* Entries shown *
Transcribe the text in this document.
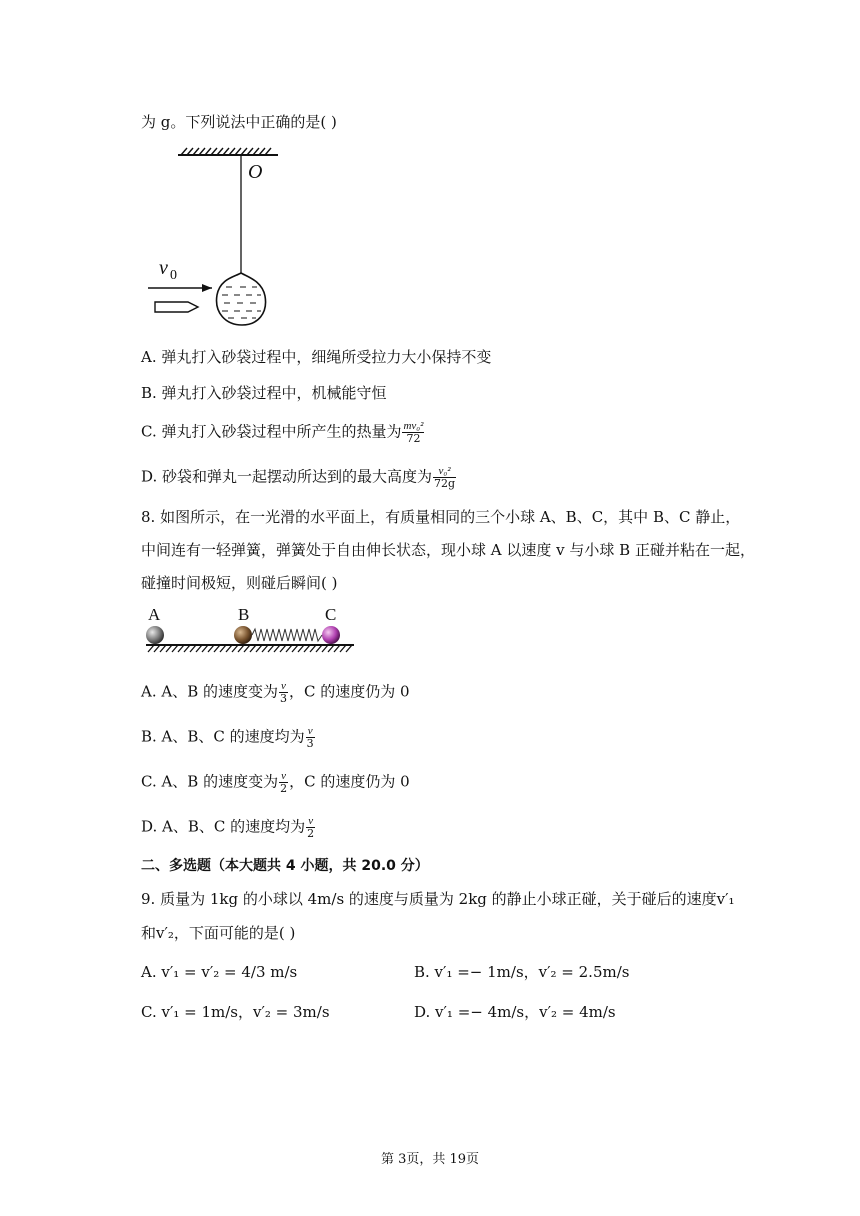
为 g。下列说法中正确的是( )
O
v 0
A. 弹丸打入砂袋过程中，细绳所受拉力大小保持不变
B. 弹丸打入砂袋过程中，机械能守恒
C. 弹丸打入砂袋过程中所产生的热量为 $\frac{\text{mv₀²}}{72}$
D. 砂袋和弹丸一起摆动所达到的最大高度为 $\frac{\text{v₀²}}{72g}$
8. 如图所示，在一光滑的水平面上，有质量相同的三个小球 A、B、C，其中 B、C 静止，
中间连有一轻弹簧，弹簧处于自由伸长状态，现小球 A 以速度 v 与小球 B 正碰并粘在一起，
碰撞时间极短，则碰后瞬间( )
A	B	C
A. A、B 的速度变为 $\frac{v}{3}$ ，C 的速度仍为 0
B. A、B、C 的速度均为 $\frac{v}{3}$
C. A、B 的速度变为 $\frac{v}{2}$ ，C 的速度仍为 0
D. A、B、C 的速度均为 $\frac{v}{2}$
二、多选题（本大题共 4 小题，共 20.0 分）
9. 质量为 1kg 的小球以 4m/s 的速度与质量为 2kg 的静止小球正碰，关于碰后的速度v′₁
和v′₂，下面可能的是( )
A. v′₁ = v′₂ = 4/3 m/s	B. v′₁ =− 1m/s，v′₂ = 2.5m/s
C. v′₁ = 1m/s，v′₂ = 3m/s	D. v′₁ =− 4m/s，v′₂ = 4m/s
第 3页，共 19页
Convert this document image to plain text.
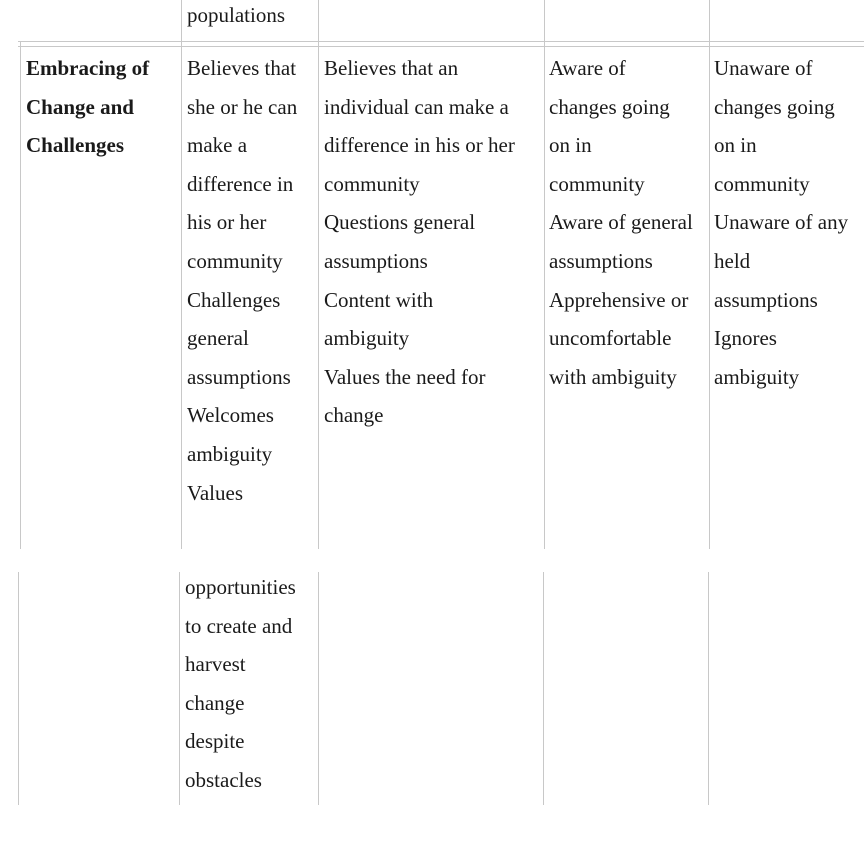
populations
Embracing of
Change and
Challenges
Believes that
she or he can
make a
difference in
his or her
community
Challenges
general
assumptions
Welcomes
ambiguity
Values
Believes that an
individual can make a
difference in his or her
community
Questions general
assumptions
Content with
ambiguity
Values the need for
change
Aware of
changes going
on in
community
Aware of general
assumptions
Apprehensive or
uncomfortable
with ambiguity
Unaware of
changes going
on in
community
Unaware of any
held
assumptions
Ignores
ambiguity
opportunities
to create and
harvest
change
despite
obstacles
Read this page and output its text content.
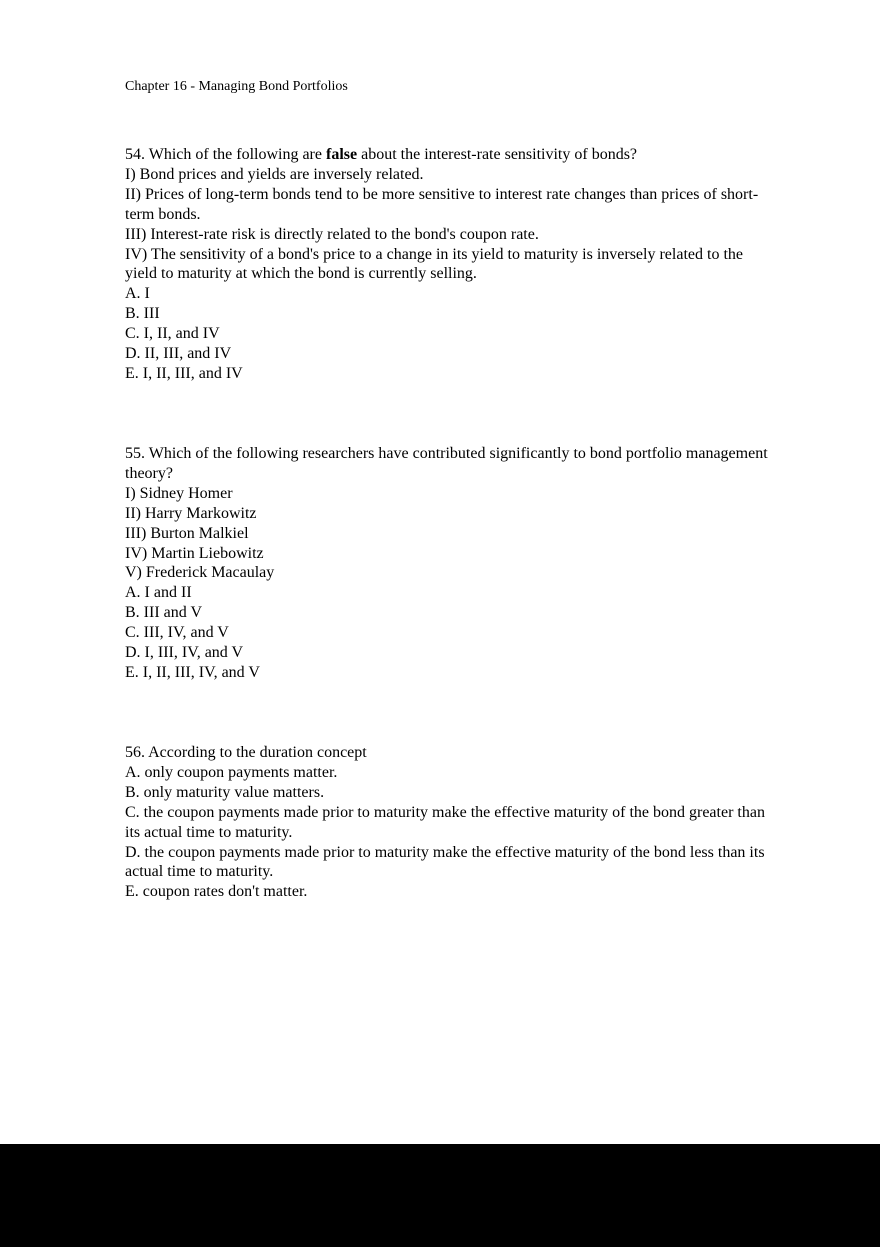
Chapter 16 - Managing Bond Portfolios
54. Which of the following are false about the interest-rate sensitivity of bonds?
I) Bond prices and yields are inversely related.
II) Prices of long-term bonds tend to be more sensitive to interest rate changes than prices of short-term bonds.
III) Interest-rate risk is directly related to the bond's coupon rate.
IV) The sensitivity of a bond's price to a change in its yield to maturity is inversely related to the yield to maturity at which the bond is currently selling.
A. I
B. III
C. I, II, and IV
D. II, III, and IV
E. I, II, III, and IV
55. Which of the following researchers have contributed significantly to bond portfolio management theory?
I) Sidney Homer
II) Harry Markowitz
III) Burton Malkiel
IV) Martin Liebowitz
V) Frederick Macaulay
A. I and II
B. III and V
C. III, IV, and V
D. I, III, IV, and V
E. I, II, III, IV, and V
56. According to the duration concept
A. only coupon payments matter.
B. only maturity value matters.
C. the coupon payments made prior to maturity make the effective maturity of the bond greater than its actual time to maturity.
D. the coupon payments made prior to maturity make the effective maturity of the bond less than its actual time to maturity.
E. coupon rates don't matter.
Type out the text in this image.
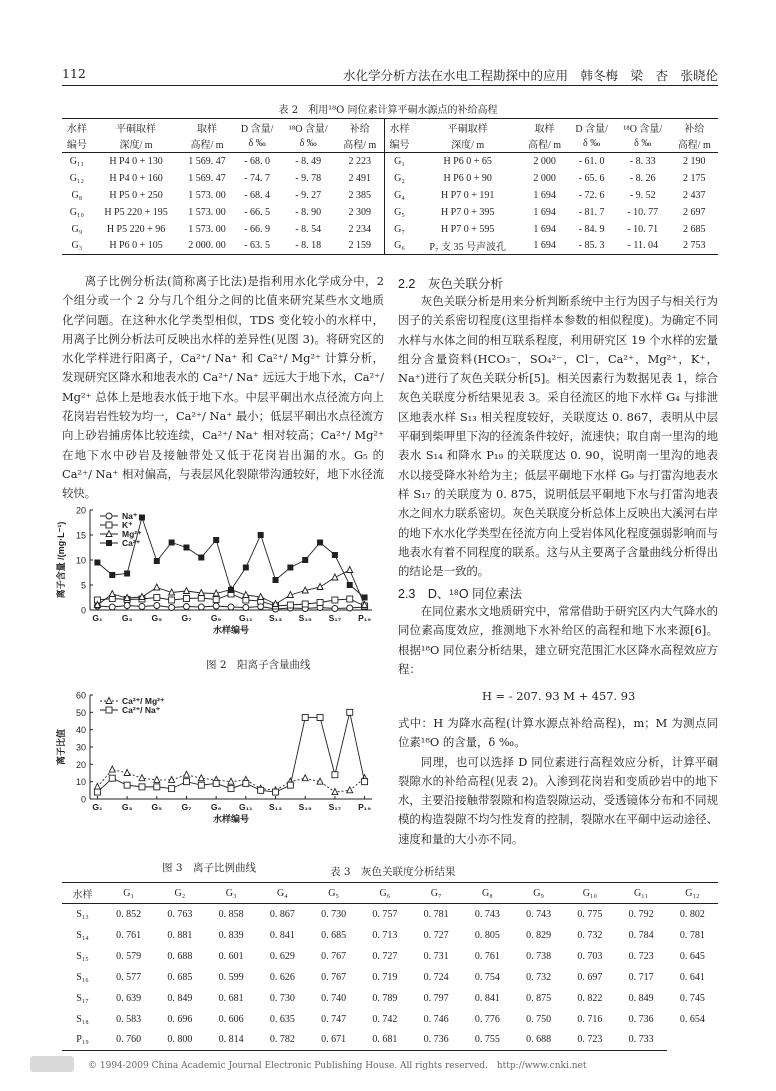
112	水化学分析方法在水电工程勘探中的应用　韩冬梅　梁　杏　张晓伦
表 2　利用¹⁸O 同位素计算平硐水源点的补给高程
水样	平硐取样	取样	D 含量/	¹⁸O 含量/	补给	水样	平硐取样	取样	D 含量/	¹⁸O 含量/	补给
编号	深度/ m	高程/ m	δ ‰	δ ‰	高程/ m	编号	深度/ m	高程/ m	δ ‰	δ ‰	高程/ m
G₁₁	H P4 0 + 130	1 569. 47	- 68. 0	- 8. 49	2 223	G₁	H P6 0 + 65	2 000	- 61. 0	- 8. 33	2 190
G₁₂	H P4 0 + 160	1 569. 47	- 74. 7	- 9. 78	2 491	G₂	H P6 0 + 90	2 000	- 65. 6	- 8. 26	2 175
G₈	H P5 0 + 250	1 573. 00	- 68. 4	- 9. 27	2 385	G₄	H P7 0 + 191	1 694	- 72. 6	- 9. 52	2 437
G₁₀	H P5 220 + 195	1 573. 00	- 66. 5	- 8. 90	2 309	G₅	H P7 0 + 395	1 694	- 81. 7	- 10. 77	2 697
G₉	H P5 220 + 96	1 573. 00	- 66. 9	- 8. 54	2 234	G₇	H P7 0 + 595	1 694	- 84. 9	- 10. 71	2 685
G₃	H P6 0 + 105	2 000. 00	- 63. 5	- 8. 18	2 159	G₆	P₇ 支 35 号声波孔	1 694	- 85. 3	- 11. 04	2 753

离子比例分析法(简称离子比法)是指利用水化学成分中，2 个组分或一个 2 分与几个组分之间的比值来研究某些水文地质化学问题。在这种水化学类型相似，TDS 变化较小的水样中，用离子比例分析法可反映出水样的差异性(见图 3)。将研究区的水化学样进行阳离子，Ca²⁺/ Na⁺ 和 Ca²⁺/ Mg²⁺ 计算分析，发现研究区降水和地表水的 Ca²⁺/ Na⁺ 远远大于地下水，Ca²⁺/ Mg²⁺ 总体上是地表水低于地下水。中层平硐出水点径流方向上花岗岩岩性较为均一，Ca²⁺/ Na⁺ 最小；低层平硐出水点径流方向上砂岩捕虏体比较连续，Ca²⁺/ Na⁺ 相对较高；Ca²⁺/ Mg²⁺ 在地下水中砂岩及接触带处又低于花岗岩出漏的水。G₅ 的 Ca²⁺/ Na⁺ 相对偏高，与表层风化裂隙带沟通较好，地下水径流较快。

0
5
10
15
20
G₁ G₃ G₅ G₇ G₉ G₁₁ S₁₃ S₁₅ S₁₇ P₁₉
水样编号
离子含量 /(mg·L⁻¹)
Na⁺
K⁺
Mg²⁺
Ca²⁺
图 2　阳离子含量曲线
0
10
20
30
40
50
60
G₁ G₃ G₅ G₇ G₉ G₁₁ S₁₃ S₁₅ S₁₇ P₁₉
水样编号
离子比值
Ca²⁺/ Mg²⁺
Ca²⁺/ Na⁺
图 3　离子比例曲线
2.2　灰色关联分析

灰色关联分析是用来分析判断系统中主行为因子与相关行为因子的关系密切程度(这里指样本参数的相似程度)。为确定不同水样与水体之间的相互联系程度，利用研究区 19 个水样的宏量组分含量资料(HCO₃⁻，SO₄²⁻，Cl⁻，Ca²⁺，Mg²⁺，K⁺，Na⁺)进行了灰色关联分析[5]。相关因素行为数据见表 1，综合灰色关联度分析结果见表 3。采自径流区的地下水样 G₄ 与排泄区地表水样 S₁₃ 相关程度较好，关联度达 0. 867，表明从中层平硐到柴呷里下沟的径流条件较好，流速快；取自南一里沟的地表水 S₁₄ 和降水 P₁₉ 的关联度达 0. 90，说明南一里沟的地表水以接受降水补给为主；低层平硐地下水样 G₉ 与打雷沟地表水样 S₁₇ 的关联度为 0. 875，说明低层平硐地下水与打雷沟地表水之间水力联系密切。灰色关联度分析总体上反映出大溪河右岸的地下水水化学类型在径流方向上受岩体风化程度强弱影响而与地表水有着不同程度的联系。这与从主要离子含量曲线分析得出的结论是一致的。

2.3　D、¹⁸O 同位素法

在同位素水文地质研究中，常常借助于研究区内大气降水的同位素高度效应，推测地下水补给区的高程和地下水来源[6]。根据¹⁸O 同位素分析结果，建立研究范围汇水区降水高程效应方程：

H = - 207. 93 M + 457. 93

式中：H 为降水高程(计算水源点补给高程)，m；M 为测点同位素¹⁸O 的含量，δ ‰。

同理，也可以选择 D 同位素进行高程效应分析，计算平硐裂隙水的补给高程(见表 2)。入渗到花岗岩和变质砂岩中的地下水，主要沿接触带裂隙和构造裂隙运动，受透镜体分布和不同规模的构造裂隙不均匀性发育的控制，裂隙水在平硐中运动途径、速度和量的大小亦不同。

表 3　灰色关联度分析结果
水样	G₁	G₂	G₃	G₄	G₅	G₆	G₇	G₈	G₉	G₁₀	G₁₁	G₁₂
S₁₃	0. 852	0. 763	0. 858	0. 867	0. 730	0. 757	0. 781	0. 743	0. 743	0. 775	0. 792	0. 802
S₁₄	0. 761	0. 881	0. 839	0. 841	0. 685	0. 713	0. 727	0. 805	0. 829	0. 732	0. 784	0. 781
S₁₅	0. 579	0. 688	0. 601	0. 629	0. 767	0. 727	0. 731	0. 761	0. 738	0. 703	0. 723	0. 645
S₁₆	0. 577	0. 685	0. 599	0. 626	0. 767	0. 719	0. 724	0. 754	0. 732	0. 697	0. 717	0. 641
S₁₇	0. 639	0. 849	0. 681	0. 730	0. 740	0. 789	0. 797	0. 841	0. 875	0. 822	0. 849	0. 745
S₁₈	0. 583	0. 696	0. 606	0. 635	0. 747	0. 742	0. 746	0. 776	0. 750	0. 716	0. 736	0. 654
P₁₉	0. 760	0. 800	0. 814	0. 782	0. 671	0. 681	0. 736	0. 755	0. 688	0. 723	0. 733	
© 1994-2009 China Academic Journal Electronic Publishing House. All rights reserved.　http://www.cnki.net
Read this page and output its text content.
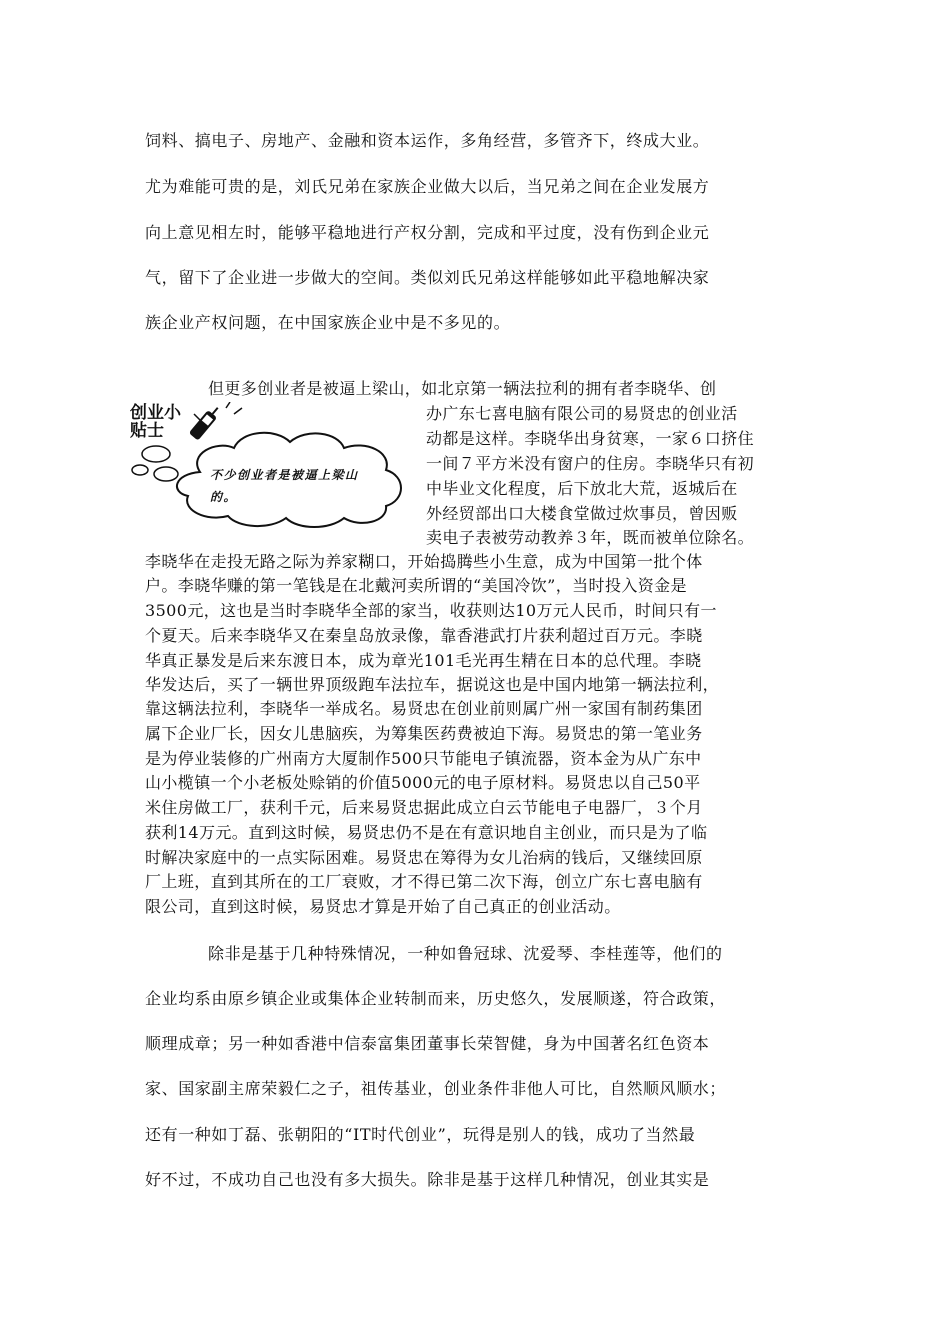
饲料、搞电子、房地产、金融和资本运作，多角经营，多管齐下，终成大业。
尤为难能可贵的是，刘氏兄弟在家族企业做大以后，当兄弟之间在企业发展方
向上意见相左时，能够平稳地进行产权分割，完成和平过度，没有伤到企业元
气，留下了企业进一步做大的空间。类似刘氏兄弟这样能够如此平稳地解决家
族企业产权问题，在中国家族企业中是不多见的。
创业小贴士
不少创业者是被逼上梁山的。
但更多创业者是被逼上梁山，如北京第一辆法拉利的拥有者李晓华、创
办广东七喜电脑有限公司的易贤忠的创业活
动都是这样。李晓华出身贫寒，一家６口挤住
一间７平方米没有窗户的住房。李晓华只有初
中毕业文化程度，后下放北大荒，返城后在
外经贸部出口大楼食堂做过炊事员，曾因贩
卖电子表被劳动教养３年，既而被单位除名。
李晓华在走投无路之际为养家糊口，开始捣腾些小生意，成为中国第一批个体
户。李晓华赚的第一笔钱是在北戴河卖所谓的“美国冷饮”，当时投入资金是
3500元，这也是当时李晓华全部的家当，收获则达10万元人民币，时间只有一
个夏天。后来李晓华又在秦皇岛放录像，靠香港武打片获利超过百万元。李晓
华真正暴发是后来东渡日本，成为章光101毛光再生精在日本的总代理。李晓
华发达后，买了一辆世界顶级跑车法拉车，据说这也是中国内地第一辆法拉利，
靠这辆法拉利，李晓华一举成名。易贤忠在创业前则属广州一家国有制药集团
属下企业厂长，因女儿患脑疾，为筹集医药费被迫下海。易贤忠的第一笔业务
是为停业装修的广州南方大厦制作500只节能电子镇流器，资本金为从广东中
山小榄镇一个小老板处赊销的价值5000元的电子原材料。易贤忠以自己50平
米住房做工厂，获利千元，后来易贤忠据此成立白云节能电子电器厂，３个月
获利14万元。直到这时候，易贤忠仍不是在有意识地自主创业，而只是为了临
时解决家庭中的一点实际困难。易贤忠在筹得为女儿治病的钱后，又继续回原
厂上班，直到其所在的工厂衰败，才不得已第二次下海，创立广东七喜电脑有
限公司，直到这时候，易贤忠才算是开始了自己真正的创业活动。
除非是基于几种特殊情况，一种如鲁冠球、沈爱琴、李桂莲等，他们的
企业均系由原乡镇企业或集体企业转制而来，历史悠久，发展顺遂，符合政策，
顺理成章；另一种如香港中信泰富集团董事长荣智健，身为中国著名红色资本
家、国家副主席荣毅仁之子，祖传基业，创业条件非他人可比，自然顺风顺水；
还有一种如丁磊、张朝阳的“IT时代创业”，玩得是别人的钱，成功了当然最
好不过，不成功自己也没有多大损失。除非是基于这样几种情况，创业其实是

* What is asked *
Answer with a single number: the count of lines holding the word "prices".

* Exercise response *
2